[begin Record list]

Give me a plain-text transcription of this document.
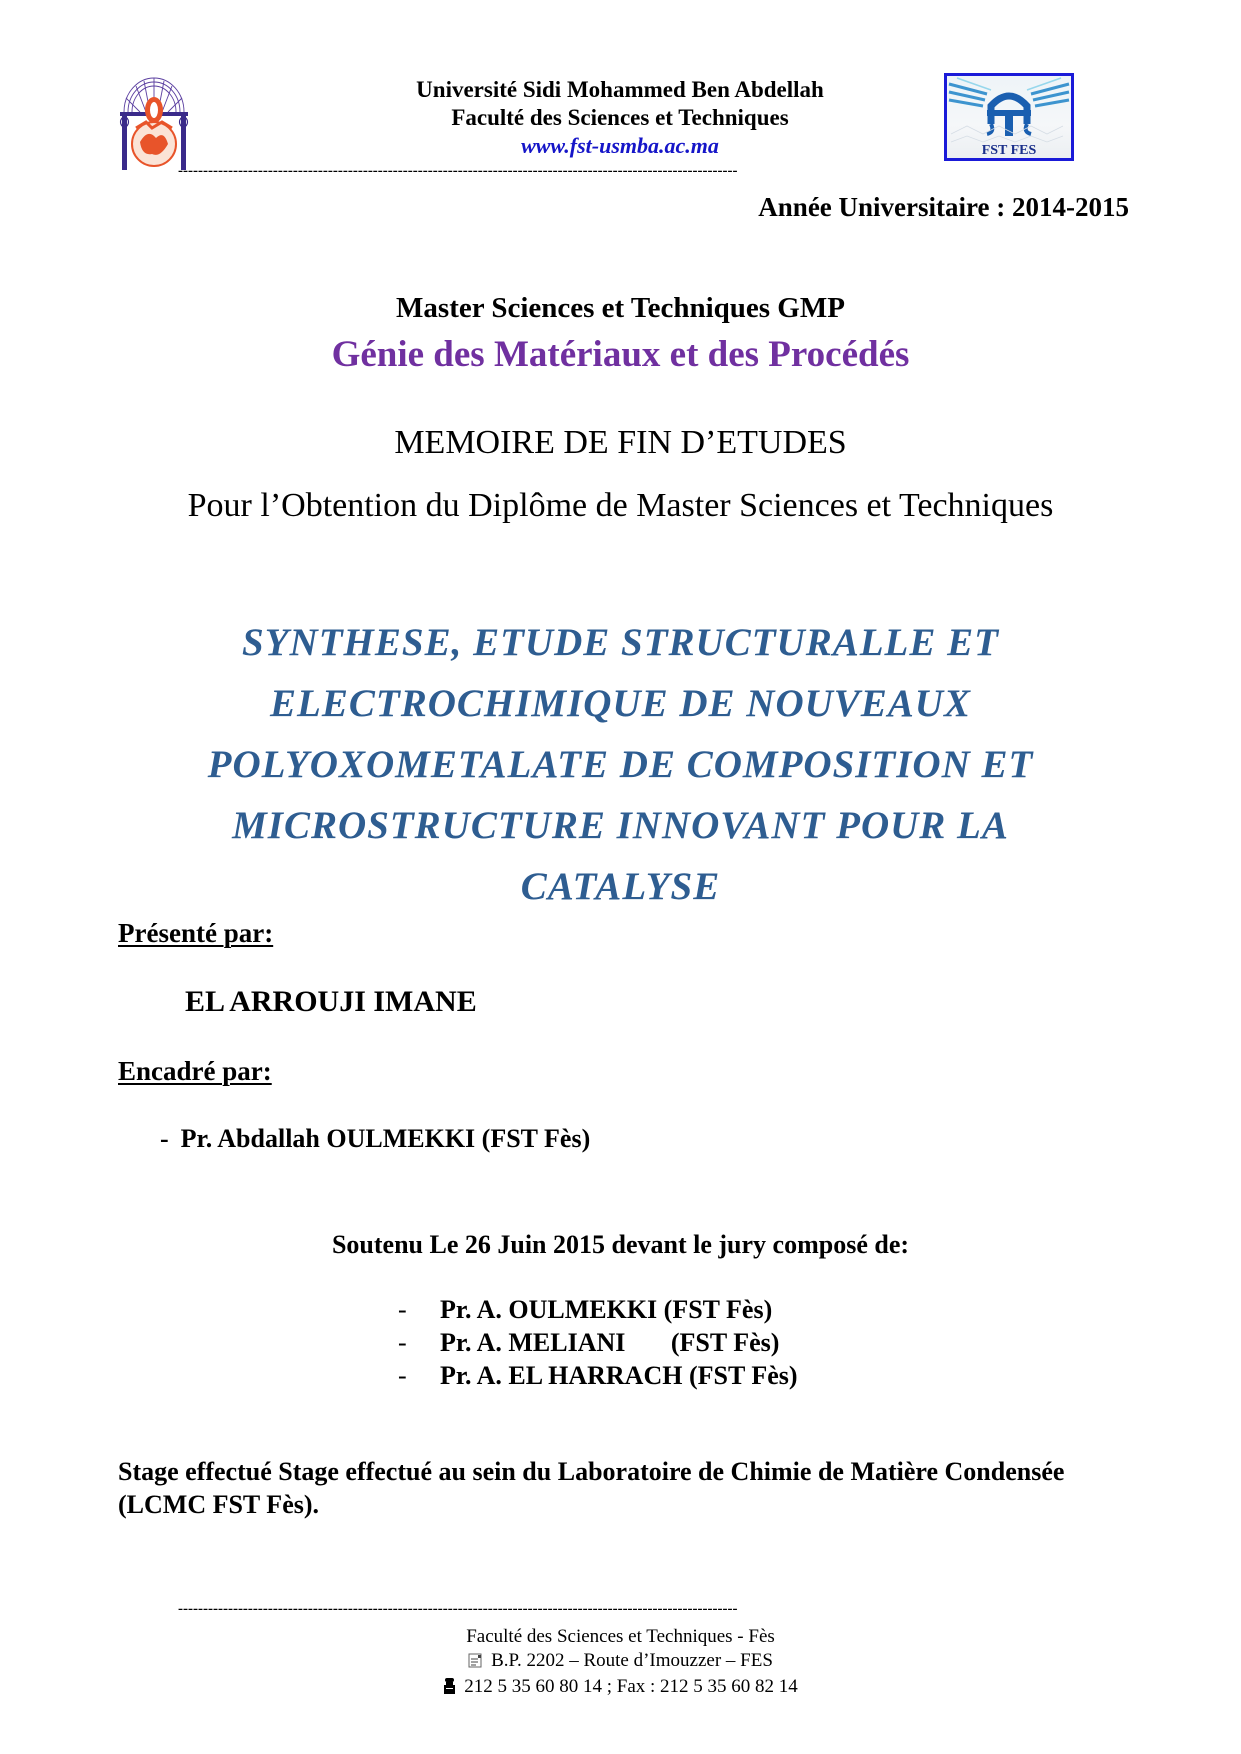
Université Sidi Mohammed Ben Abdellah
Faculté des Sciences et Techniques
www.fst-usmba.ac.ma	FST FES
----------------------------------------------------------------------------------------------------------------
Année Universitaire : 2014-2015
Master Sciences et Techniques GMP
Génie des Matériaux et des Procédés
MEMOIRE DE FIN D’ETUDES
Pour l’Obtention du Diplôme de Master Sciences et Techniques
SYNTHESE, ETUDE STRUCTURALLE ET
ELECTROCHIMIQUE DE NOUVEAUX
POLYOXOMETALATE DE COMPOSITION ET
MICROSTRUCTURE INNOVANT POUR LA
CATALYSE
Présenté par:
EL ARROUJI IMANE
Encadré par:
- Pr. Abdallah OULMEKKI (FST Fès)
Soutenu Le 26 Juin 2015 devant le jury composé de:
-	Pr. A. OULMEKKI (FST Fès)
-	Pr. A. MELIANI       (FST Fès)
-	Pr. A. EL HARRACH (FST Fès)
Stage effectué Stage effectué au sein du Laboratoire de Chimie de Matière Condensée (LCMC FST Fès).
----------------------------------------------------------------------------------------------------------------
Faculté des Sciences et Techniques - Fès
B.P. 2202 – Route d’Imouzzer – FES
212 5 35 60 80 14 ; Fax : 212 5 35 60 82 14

[end Record list]
[begin Record list]

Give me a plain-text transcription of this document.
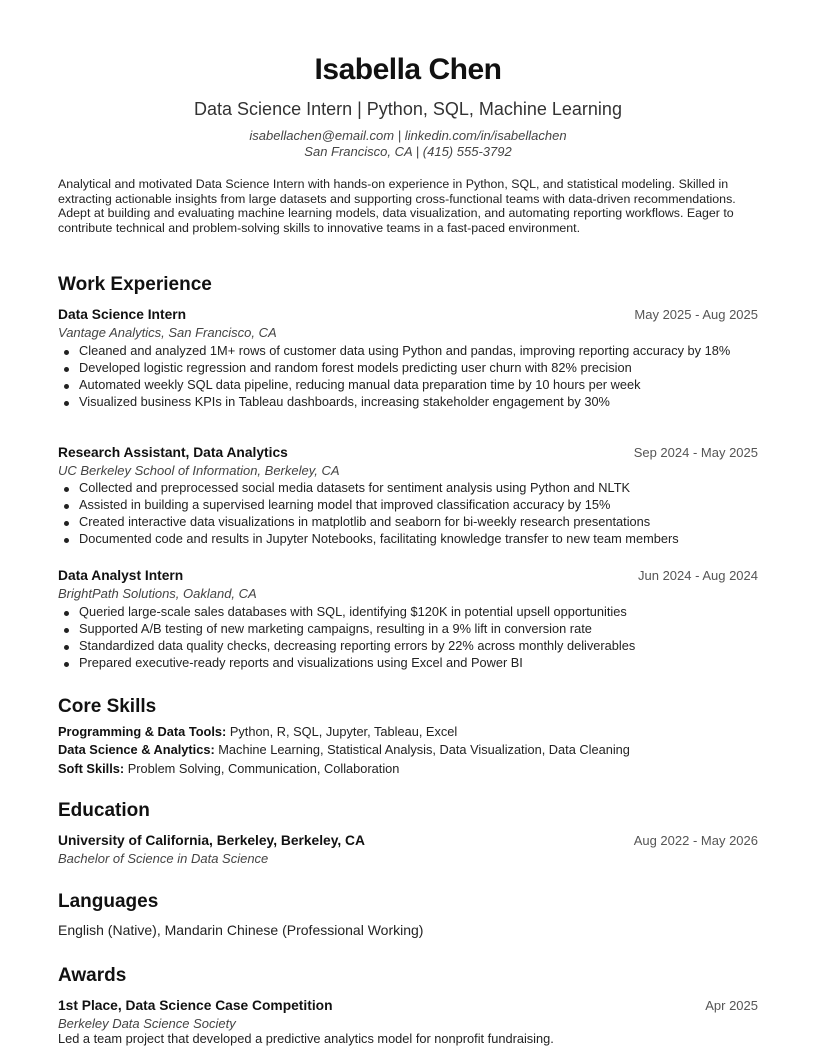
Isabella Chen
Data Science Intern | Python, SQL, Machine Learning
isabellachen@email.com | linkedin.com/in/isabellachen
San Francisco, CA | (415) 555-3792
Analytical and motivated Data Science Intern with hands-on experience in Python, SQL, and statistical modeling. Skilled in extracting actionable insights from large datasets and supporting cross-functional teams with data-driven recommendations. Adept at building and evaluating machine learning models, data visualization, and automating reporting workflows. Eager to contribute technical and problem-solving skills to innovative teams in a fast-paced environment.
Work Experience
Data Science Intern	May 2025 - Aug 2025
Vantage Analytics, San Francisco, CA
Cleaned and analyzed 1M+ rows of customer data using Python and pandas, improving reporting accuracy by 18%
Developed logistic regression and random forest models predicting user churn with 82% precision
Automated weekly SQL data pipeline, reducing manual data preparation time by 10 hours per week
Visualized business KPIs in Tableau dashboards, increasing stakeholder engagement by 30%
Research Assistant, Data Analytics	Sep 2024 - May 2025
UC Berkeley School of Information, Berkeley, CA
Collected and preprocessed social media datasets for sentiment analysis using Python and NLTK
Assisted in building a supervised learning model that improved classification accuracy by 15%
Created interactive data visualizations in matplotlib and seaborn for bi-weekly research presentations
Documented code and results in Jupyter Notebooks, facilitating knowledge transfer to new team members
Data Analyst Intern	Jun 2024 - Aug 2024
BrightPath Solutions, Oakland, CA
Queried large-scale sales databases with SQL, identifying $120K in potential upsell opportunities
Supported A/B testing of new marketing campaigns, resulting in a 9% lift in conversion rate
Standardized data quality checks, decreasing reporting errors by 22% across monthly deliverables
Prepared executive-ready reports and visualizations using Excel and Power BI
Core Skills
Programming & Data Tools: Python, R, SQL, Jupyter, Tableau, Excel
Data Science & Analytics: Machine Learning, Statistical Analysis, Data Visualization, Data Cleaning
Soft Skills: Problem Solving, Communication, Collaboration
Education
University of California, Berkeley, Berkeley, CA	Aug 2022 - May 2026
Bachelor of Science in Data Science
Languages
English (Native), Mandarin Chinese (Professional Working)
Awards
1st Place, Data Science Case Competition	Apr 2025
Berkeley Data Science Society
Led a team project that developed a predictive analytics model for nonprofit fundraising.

[end Record list]

Spot every line that holds "datasets" and copy it.

Analytical and motivated Data Science Intern with hands-on experience in Python, SQL, and statistical modeling. Skilled in extracting actionable insights from large datasets and supporting cross-functional teams with data-driven recommendations. Adept at building and evaluating machine learning models, data visualization, and automating reporting workflows. Eager to contribute technical and problem-solving skills to innovative teams in a fast-paced environment.
Collected and preprocessed social media datasets for sentiment analysis using Python and NLTK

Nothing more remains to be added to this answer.